### SOURCE DOCUMENT
Economic Freedom Fighters leader Julius Malema has dismissed land invasion charges against him as a ruse to stifle the land debate.

“Our call still stands: People must occupy land. That is what the Freedom Charter says and if any court finds me guilty then it will have to find the Freedom Charter an illegal document,” Malema said after appearing in the regional court, sitting in the magistrates’ court in Newcastle today.

Malema said he was just repeating what the Freedom Charter said.

“I repeat what the generations before us said. So it is not me inventing new things. That is what the struggle has always been about.”

It emerged in court that Malema was seeking a high court order to declare the case against him unconstitutional, irrational and for it to be set aside.

In June last year Malema called for supporters to take back land from white people because it was the property of “blacks”.

The charges were initially laid by civil rights group AfriForum, after Malema called on EFF supporters to occupy land in 2014 at the party’s elective conference in Bloemfontein.

In response to his comments, AfriForum filed a case against him for contravening the Riotous Assemblies Act of 1956 in November.

### BRIEF A
Output the stretch of the article on Malema's land invasion charges from "It emerged in" through "1956 in November.".
### BRIEF B
Name every specific kind of court that the article on Malema's land invasion charges refers to.
### BRIEF C
Resume the article on Malema's land invasion charges after its last sentence.
These items come from a different source than the article.

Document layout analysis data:
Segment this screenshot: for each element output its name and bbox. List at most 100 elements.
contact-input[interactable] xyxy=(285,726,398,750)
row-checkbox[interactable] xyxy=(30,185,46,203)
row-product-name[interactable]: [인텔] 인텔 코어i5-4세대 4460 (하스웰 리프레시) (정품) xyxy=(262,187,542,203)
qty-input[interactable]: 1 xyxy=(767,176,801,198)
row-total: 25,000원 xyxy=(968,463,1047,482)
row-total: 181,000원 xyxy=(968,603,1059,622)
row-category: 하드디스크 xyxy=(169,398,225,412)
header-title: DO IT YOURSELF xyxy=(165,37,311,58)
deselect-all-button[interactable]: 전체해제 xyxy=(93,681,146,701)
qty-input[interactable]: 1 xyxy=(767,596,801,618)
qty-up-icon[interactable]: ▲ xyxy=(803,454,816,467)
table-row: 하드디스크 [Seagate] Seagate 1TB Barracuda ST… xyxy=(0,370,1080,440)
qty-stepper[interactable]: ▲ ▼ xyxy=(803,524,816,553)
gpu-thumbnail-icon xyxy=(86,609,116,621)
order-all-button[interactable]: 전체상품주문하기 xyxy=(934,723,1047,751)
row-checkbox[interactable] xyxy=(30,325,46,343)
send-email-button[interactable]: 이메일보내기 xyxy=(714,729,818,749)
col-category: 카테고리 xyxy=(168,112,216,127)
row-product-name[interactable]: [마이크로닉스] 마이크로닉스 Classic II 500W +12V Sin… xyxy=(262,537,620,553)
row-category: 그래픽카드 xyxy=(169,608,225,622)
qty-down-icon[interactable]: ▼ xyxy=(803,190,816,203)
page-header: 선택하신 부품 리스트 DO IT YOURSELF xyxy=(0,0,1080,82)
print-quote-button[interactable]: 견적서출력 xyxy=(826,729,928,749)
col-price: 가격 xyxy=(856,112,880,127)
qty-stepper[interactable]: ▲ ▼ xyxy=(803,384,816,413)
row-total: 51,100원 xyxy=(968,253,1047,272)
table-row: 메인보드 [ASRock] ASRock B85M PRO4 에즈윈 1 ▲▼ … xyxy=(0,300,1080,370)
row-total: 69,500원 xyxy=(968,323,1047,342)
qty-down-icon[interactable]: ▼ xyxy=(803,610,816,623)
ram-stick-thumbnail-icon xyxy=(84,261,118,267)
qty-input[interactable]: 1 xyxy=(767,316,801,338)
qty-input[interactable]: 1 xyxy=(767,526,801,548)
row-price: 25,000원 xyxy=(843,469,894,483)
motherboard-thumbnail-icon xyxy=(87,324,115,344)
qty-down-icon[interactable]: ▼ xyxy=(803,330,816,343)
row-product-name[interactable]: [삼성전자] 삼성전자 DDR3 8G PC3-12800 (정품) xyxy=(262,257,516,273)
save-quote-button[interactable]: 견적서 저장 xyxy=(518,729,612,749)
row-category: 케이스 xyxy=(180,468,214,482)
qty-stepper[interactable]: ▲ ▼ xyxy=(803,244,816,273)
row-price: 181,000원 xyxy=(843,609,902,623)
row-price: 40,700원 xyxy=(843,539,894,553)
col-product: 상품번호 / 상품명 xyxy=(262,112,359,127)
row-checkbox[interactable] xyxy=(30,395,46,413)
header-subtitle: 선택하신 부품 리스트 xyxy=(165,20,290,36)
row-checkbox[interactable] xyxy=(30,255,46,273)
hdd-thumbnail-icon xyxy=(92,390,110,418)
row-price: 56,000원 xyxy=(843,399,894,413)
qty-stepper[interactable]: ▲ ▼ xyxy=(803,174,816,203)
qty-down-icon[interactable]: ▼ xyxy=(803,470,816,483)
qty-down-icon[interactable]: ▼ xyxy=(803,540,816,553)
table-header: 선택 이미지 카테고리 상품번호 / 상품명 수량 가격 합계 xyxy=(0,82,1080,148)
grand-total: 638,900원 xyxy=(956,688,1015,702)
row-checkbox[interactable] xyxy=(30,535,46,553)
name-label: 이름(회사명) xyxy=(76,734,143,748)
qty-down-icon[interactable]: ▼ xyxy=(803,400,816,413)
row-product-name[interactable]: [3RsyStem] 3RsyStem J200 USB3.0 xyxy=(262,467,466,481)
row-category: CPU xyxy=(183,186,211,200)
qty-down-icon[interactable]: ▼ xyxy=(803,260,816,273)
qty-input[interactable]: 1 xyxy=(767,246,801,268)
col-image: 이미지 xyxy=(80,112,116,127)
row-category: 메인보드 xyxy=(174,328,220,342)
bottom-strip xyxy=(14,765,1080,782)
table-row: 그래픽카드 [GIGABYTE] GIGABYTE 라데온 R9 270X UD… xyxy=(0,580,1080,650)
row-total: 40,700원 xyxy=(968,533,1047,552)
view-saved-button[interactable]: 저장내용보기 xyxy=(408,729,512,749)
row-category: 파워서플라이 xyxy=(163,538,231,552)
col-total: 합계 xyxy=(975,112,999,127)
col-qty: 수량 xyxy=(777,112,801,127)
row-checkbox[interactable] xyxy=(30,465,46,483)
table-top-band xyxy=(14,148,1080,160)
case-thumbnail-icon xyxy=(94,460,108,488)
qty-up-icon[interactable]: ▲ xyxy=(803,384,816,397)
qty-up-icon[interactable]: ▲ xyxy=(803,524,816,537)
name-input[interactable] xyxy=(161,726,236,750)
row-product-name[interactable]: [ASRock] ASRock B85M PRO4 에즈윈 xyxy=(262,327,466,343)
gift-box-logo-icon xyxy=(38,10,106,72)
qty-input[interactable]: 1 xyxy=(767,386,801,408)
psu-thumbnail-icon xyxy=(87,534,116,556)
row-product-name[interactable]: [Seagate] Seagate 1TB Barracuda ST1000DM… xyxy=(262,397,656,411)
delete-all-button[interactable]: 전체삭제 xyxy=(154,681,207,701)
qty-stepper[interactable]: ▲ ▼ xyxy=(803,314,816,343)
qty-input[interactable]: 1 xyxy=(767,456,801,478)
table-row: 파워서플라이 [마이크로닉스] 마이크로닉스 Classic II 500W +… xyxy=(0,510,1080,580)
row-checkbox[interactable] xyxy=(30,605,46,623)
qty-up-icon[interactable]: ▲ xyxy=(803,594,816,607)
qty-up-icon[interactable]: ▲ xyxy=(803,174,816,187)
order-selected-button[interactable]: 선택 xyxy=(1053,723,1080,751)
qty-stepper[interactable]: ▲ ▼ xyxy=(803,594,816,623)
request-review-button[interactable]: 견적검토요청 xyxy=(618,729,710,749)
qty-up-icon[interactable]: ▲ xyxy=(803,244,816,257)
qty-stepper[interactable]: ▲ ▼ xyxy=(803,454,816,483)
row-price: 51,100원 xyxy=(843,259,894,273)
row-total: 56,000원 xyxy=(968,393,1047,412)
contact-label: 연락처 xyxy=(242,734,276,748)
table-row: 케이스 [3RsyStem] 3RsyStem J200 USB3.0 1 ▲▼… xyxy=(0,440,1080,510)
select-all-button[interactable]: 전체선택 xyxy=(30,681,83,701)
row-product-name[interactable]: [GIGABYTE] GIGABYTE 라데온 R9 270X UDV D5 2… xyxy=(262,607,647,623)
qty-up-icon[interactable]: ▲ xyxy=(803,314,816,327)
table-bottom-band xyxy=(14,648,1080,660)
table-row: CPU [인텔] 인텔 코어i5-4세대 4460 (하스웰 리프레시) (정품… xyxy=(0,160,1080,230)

### REPLY A
It emerged in court that Malema was seeking a high court order to declare the case against him unconstitutional, irrational and for it to be set aside.

In June last year Malema called for supporters to take back land from white people because it was the property of “blacks”.

The charges were initially laid by civil rights group AfriForum, after Malema called on EFF supporters to occupy land in 2014 at the party’s elective conference in Bloemfontein.

In response to his comments, AfriForum filed a case against him for contravening the Riotous Assemblies Act of 1956 in November.

### REPLY B
regional court
magistrates' court
high court

### REPLY C
When he appeared in court, he reiterated the call for land occupation, telling supporters that “there are still pieces of land in KwaZulu-Natal whose title deeds are owned by the queen of London”.

Magistrate Theunis Christiaan Lotter Colditz granted Malema’s lawyer Tumi Mokoena’s request to postpone the matter to Thursday.

Speaking to the media shortly after his appearance, Malema said: “We think that [the charges] are malicious and they have no intention to serve any form of justice.”

Malema has already been charged twice (in Newcastle and in Bloemfontein) under the Riotous Assemblies Act.

He said his lawyer was planning to use the Freedom Charter, as well as statements made by former president Nelson Mandela and Oliver Tambo, to defend his call.